◆ **Aim**: Tally every line of the material that includes "time", then give the tally and nothing else.

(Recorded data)
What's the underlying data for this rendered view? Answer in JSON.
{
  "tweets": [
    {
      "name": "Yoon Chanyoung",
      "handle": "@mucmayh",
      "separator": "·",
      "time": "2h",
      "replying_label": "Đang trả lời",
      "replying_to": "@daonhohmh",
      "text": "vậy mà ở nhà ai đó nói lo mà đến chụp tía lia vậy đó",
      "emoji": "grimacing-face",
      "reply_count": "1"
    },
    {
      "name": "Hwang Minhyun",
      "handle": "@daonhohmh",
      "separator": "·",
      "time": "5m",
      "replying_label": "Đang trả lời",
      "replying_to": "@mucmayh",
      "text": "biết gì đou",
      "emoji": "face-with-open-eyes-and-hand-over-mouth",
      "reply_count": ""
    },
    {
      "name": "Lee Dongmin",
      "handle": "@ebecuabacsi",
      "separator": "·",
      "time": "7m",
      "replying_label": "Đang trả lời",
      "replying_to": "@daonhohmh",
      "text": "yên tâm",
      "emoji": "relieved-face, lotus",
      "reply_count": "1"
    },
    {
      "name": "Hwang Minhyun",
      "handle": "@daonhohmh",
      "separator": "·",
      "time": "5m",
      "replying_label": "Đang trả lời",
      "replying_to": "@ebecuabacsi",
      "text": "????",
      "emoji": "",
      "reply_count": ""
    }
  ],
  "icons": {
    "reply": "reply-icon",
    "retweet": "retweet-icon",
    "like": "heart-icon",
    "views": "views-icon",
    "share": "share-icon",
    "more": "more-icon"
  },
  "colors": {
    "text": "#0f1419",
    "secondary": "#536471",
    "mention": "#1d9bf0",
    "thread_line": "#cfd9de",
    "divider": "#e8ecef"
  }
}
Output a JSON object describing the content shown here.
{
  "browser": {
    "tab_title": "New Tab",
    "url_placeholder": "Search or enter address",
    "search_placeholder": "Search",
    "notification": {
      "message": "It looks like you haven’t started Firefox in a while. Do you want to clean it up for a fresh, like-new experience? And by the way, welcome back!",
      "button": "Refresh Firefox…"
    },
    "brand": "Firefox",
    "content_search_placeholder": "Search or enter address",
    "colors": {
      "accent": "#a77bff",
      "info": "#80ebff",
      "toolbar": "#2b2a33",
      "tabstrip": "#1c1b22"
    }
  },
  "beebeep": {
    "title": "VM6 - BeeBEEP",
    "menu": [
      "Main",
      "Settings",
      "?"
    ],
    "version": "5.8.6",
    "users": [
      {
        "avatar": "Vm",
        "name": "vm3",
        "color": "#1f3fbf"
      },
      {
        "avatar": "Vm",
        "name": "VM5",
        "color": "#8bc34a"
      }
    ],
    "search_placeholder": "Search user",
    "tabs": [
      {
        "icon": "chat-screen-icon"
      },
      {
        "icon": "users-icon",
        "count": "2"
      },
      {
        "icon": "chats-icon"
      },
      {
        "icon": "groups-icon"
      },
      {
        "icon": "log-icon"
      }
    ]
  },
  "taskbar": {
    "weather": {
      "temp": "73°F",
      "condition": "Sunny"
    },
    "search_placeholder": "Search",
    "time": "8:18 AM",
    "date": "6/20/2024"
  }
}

◆ **Response**: 5